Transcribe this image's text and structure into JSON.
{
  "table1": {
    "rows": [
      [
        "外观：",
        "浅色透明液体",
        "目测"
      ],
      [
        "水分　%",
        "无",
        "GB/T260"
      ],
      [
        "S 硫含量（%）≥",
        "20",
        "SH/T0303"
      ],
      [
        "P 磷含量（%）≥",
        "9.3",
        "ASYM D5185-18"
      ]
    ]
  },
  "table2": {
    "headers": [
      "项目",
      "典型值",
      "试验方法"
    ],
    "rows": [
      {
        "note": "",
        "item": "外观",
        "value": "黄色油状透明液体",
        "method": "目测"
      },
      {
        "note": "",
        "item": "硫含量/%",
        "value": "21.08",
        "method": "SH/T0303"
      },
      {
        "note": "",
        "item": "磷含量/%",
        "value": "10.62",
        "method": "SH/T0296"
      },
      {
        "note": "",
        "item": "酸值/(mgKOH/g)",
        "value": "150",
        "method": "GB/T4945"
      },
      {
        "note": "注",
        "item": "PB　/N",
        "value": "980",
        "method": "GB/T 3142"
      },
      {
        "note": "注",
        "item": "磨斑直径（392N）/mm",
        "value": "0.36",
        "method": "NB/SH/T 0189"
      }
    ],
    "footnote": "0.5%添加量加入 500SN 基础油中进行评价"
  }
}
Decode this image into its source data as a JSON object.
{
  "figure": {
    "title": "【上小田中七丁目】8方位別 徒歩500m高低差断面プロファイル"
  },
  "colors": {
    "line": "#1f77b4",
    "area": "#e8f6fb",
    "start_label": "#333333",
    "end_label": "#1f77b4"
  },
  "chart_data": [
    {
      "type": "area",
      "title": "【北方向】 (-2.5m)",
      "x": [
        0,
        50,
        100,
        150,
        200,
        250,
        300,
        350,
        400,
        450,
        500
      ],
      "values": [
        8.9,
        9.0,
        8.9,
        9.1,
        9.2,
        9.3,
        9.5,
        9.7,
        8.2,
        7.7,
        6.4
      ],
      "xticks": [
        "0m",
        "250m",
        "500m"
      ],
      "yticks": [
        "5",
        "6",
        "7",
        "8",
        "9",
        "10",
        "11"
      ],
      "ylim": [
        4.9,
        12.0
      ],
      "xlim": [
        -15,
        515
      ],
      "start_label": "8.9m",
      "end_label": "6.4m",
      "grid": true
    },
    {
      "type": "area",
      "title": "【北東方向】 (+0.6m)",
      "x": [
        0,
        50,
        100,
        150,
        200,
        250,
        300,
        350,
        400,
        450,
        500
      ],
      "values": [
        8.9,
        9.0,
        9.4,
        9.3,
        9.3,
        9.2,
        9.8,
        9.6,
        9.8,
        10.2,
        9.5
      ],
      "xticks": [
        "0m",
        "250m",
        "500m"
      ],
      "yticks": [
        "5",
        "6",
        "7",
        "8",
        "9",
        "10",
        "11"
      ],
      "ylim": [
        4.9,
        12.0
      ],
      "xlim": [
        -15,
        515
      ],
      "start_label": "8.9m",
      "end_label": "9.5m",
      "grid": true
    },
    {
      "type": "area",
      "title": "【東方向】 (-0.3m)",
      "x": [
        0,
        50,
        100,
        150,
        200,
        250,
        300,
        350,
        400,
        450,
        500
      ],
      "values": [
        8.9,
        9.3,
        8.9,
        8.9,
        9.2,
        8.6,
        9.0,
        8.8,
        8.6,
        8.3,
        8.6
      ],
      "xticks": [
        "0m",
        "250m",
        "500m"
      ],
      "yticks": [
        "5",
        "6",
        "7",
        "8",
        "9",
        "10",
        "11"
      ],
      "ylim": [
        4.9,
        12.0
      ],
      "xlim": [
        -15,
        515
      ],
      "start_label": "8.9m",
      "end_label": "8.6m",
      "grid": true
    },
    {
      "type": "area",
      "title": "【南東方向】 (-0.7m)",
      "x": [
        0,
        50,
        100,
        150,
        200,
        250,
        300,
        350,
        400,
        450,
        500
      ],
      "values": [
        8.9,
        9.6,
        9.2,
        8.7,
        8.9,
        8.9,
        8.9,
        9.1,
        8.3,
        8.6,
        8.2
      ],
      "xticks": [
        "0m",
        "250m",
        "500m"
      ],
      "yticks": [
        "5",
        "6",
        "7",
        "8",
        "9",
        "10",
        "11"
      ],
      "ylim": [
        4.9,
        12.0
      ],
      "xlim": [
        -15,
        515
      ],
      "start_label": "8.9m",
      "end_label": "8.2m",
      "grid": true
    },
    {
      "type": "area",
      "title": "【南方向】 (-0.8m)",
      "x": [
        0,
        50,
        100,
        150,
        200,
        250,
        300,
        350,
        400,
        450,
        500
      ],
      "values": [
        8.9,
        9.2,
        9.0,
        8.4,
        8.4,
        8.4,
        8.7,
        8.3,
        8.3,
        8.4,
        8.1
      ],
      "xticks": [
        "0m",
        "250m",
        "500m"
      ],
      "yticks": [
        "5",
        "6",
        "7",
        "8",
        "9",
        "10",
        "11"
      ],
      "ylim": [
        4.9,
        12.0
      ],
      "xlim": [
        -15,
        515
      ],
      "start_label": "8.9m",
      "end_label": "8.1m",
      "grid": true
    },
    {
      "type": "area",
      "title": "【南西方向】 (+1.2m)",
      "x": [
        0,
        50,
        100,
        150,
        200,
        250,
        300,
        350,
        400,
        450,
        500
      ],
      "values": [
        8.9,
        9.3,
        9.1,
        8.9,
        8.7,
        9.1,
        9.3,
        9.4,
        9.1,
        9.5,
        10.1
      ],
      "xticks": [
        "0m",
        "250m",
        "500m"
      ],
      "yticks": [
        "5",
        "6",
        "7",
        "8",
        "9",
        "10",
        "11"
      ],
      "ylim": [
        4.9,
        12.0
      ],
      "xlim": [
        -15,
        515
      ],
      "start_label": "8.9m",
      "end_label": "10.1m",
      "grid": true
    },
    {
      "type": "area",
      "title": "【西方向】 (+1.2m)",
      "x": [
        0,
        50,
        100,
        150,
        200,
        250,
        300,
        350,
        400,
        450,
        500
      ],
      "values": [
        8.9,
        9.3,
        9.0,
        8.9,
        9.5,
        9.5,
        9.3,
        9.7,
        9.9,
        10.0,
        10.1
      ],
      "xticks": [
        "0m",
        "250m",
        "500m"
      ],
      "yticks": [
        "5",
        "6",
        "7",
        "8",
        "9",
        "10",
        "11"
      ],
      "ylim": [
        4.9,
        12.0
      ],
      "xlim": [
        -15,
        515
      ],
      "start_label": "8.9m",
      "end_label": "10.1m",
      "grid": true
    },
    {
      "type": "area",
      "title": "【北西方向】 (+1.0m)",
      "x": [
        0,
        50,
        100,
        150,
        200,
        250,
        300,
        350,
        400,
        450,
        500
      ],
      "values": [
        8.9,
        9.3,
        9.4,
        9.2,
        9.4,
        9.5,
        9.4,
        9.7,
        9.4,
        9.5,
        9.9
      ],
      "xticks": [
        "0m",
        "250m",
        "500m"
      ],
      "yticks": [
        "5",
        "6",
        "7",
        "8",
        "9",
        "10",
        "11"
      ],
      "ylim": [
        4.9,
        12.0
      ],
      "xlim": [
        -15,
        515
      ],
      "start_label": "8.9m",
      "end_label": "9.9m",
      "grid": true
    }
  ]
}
------------------------------------------------------------
**REQUIRED WORK**
Reproduce each record exactly, leaving nothing out.

**RESULT FOR THIS TASK**
Transcribe this image's text and structure into JSON.
{
  "table1": {
    "rows": [
      [
        "外观：",
        "浅色透明液体",
        "目测"
      ],
      [
        "水分　%",
        "无",
        "GB/T260"
      ],
      [
        "S 硫含量（%）≥",
        "20",
        "SH/T0303"
      ],
      [
        "P 磷含量（%）≥",
        "9.3",
        "ASYM D5185-18"
      ]
    ]
  },
  "table2": {
    "headers": [
      "项目",
      "典型值",
      "试验方法"
    ],
    "rows": [
      {
        "note": "",
        "item": "外观",
        "value": "黄色油状透明液体",
        "method": "目测"
      },
      {
        "note": "",
        "item": "硫含量/%",
        "value": "21.08",
        "method": "SH/T0303"
      },
      {
        "note": "",
        "item": "磷含量/%",
        "value": "10.62",
        "method": "SH/T0296"
      },
      {
        "note": "",
        "item": "酸值/(mgKOH/g)",
        "value": "150",
        "method": "GB/T4945"
      },
      {
        "note": "注",
        "item": "PB　/N",
        "value": "980",
        "method": "GB/T 3142"
      },
      {
        "note": "注",
        "item": "磨斑直径（392N）/mm",
        "value": "0.36",
        "method": "NB/SH/T 0189"
      }
    ],
    "footnote": "0.5%添加量加入 500SN 基础油中进行评价"
  }
}
Decode this image into its source data as a JSON object.
{
  "figure": {
    "title": "【上小田中七丁目】8方位別 徒歩500m高低差断面プロファイル"
  },
  "colors": {
    "line": "#1f77b4",
    "area": "#e8f6fb",
    "start_label": "#333333",
    "end_label": "#1f77b4"
  },
  "chart_data": [
    {
      "type": "area",
      "title": "【北方向】 (-2.5m)",
      "x": [
        0,
        50,
        100,
        150,
        200,
        250,
        300,
        350,
        400,
        450,
        500
      ],
      "values": [
        8.9,
        9.0,
        8.9,
        9.1,
        9.2,
        9.3,
        9.5,
        9.7,
        8.2,
        7.7,
        6.4
      ],
      "xticks": [
        "0m",
        "250m",
        "500m"
      ],
      "yticks": [
        "5",
        "6",
        "7",
        "8",
        "9",
        "10",
        "11"
      ],
      "ylim": [
        4.9,
        12.0
      ],
      "xlim": [
        -15,
        515
      ],
      "start_label": "8.9m",
      "end_label": "6.4m",
      "grid": true
    },
    {
      "type": "area",
      "title": "【北東方向】 (+0.6m)",
      "x": [
        0,
        50,
        100,
        150,
        200,
        250,
        300,
        350,
        400,
        450,
        500
      ],
      "values": [
        8.9,
        9.0,
        9.4,
        9.3,
        9.3,
        9.2,
        9.8,
        9.6,
        9.8,
        10.2,
        9.5
      ],
      "xticks": [
        "0m",
        "250m",
        "500m"
      ],
      "yticks": [
        "5",
        "6",
        "7",
        "8",
        "9",
        "10",
        "11"
      ],
      "ylim": [
        4.9,
        12.0
      ],
      "xlim": [
        -15,
        515
      ],
      "start_label": "8.9m",
      "end_label": "9.5m",
      "grid": true
    },
    {
      "type": "area",
      "title": "【東方向】 (-0.3m)",
      "x": [
        0,
        50,
        100,
        150,
        200,
        250,
        300,
        350,
        400,
        450,
        500
      ],
      "values": [
        8.9,
        9.3,
        8.9,
        8.9,
        9.2,
        8.6,
        9.0,
        8.8,
        8.6,
        8.3,
        8.6
      ],
      "xticks": [
        "0m",
        "250m",
        "500m"
      ],
      "yticks": [
        "5",
        "6",
        "7",
        "8",
        "9",
        "10",
        "11"
      ],
      "ylim": [
        4.9,
        12.0
      ],
      "xlim": [
        -15,
        515
      ],
      "start_label": "8.9m",
      "end_label": "8.6m",
      "grid": true
    },
    {
      "type": "area",
      "title": "【南東方向】 (-0.7m)",
      "x": [
        0,
        50,
        100,
        150,
        200,
        250,
        300,
        350,
        400,
        450,
        500
      ],
      "values": [
        8.9,
        9.6,
        9.2,
        8.7,
        8.9,
        8.9,
        8.9,
        9.1,
        8.3,
        8.6,
        8.2
      ],
      "xticks": [
        "0m",
        "250m",
        "500m"
      ],
      "yticks": [
        "5",
        "6",
        "7",
        "8",
        "9",
        "10",
        "11"
      ],
      "ylim": [
        4.9,
        12.0
      ],
      "xlim": [
        -15,
        515
      ],
      "start_label": "8.9m",
      "end_label": "8.2m",
      "grid": true
    },
    {
      "type": "area",
      "title": "【南方向】 (-0.8m)",
      "x": [
        0,
        50,
        100,
        150,
        200,
        250,
        300,
        350,
        400,
        450,
        500
      ],
      "values": [
        8.9,
        9.2,
        9.0,
        8.4,
        8.4,
        8.4,
        8.7,
        8.3,
        8.3,
        8.4,
        8.1
      ],
      "xticks": [
        "0m",
        "250m",
        "500m"
      ],
      "yticks": [
        "5",
        "6",
        "7",
        "8",
        "9",
        "10",
        "11"
      ],
      "ylim": [
        4.9,
        12.0
      ],
      "xlim": [
        -15,
        515
      ],
      "start_label": "8.9m",
      "end_label": "8.1m",
      "grid": true
    },
    {
      "type": "area",
      "title": "【南西方向】 (+1.2m)",
      "x": [
        0,
        50,
        100,
        150,
        200,
        250,
        300,
        350,
        400,
        450,
        500
      ],
      "values": [
        8.9,
        9.3,
        9.1,
        8.9,
        8.7,
        9.1,
        9.3,
        9.4,
        9.1,
        9.5,
        10.1
      ],
      "xticks": [
        "0m",
        "250m",
        "500m"
      ],
      "yticks": [
        "5",
        "6",
        "7",
        "8",
        "9",
        "10",
        "11"
      ],
      "ylim": [
        4.9,
        12.0
      ],
      "xlim": [
        -15,
        515
      ],
      "start_label": "8.9m",
      "end_label": "10.1m",
      "grid": true
    },
    {
      "type": "area",
      "title": "【西方向】 (+1.2m)",
      "x": [
        0,
        50,
        100,
        150,
        200,
        250,
        300,
        350,
        400,
        450,
        500
      ],
      "values": [
        8.9,
        9.3,
        9.0,
        8.9,
        9.5,
        9.5,
        9.3,
        9.7,
        9.9,
        10.0,
        10.1
      ],
      "xticks": [
        "0m",
        "250m",
        "500m"
      ],
      "yticks": [
        "5",
        "6",
        "7",
        "8",
        "9",
        "10",
        "11"
      ],
      "ylim": [
        4.9,
        12.0
      ],
      "xlim": [
        -15,
        515
      ],
      "start_label": "8.9m",
      "end_label": "10.1m",
      "grid": true
    },
    {
      "type": "area",
      "title": "【北西方向】 (+1.0m)",
      "x": [
        0,
        50,
        100,
        150,
        200,
        250,
        300,
        350,
        400,
        450,
        500
      ],
      "values": [
        8.9,
        9.3,
        9.4,
        9.2,
        9.4,
        9.5,
        9.4,
        9.7,
        9.4,
        9.5,
        9.9
      ],
      "xticks": [
        "0m",
        "250m",
        "500m"
      ],
      "yticks": [
        "5",
        "6",
        "7",
        "8",
        "9",
        "10",
        "11"
      ],
      "ylim": [
        4.9,
        12.0
      ],
      "xlim": [
        -15,
        515
      ],
      "start_label": "8.9m",
      "end_label": "9.9m",
      "grid": true
    }
  ]
}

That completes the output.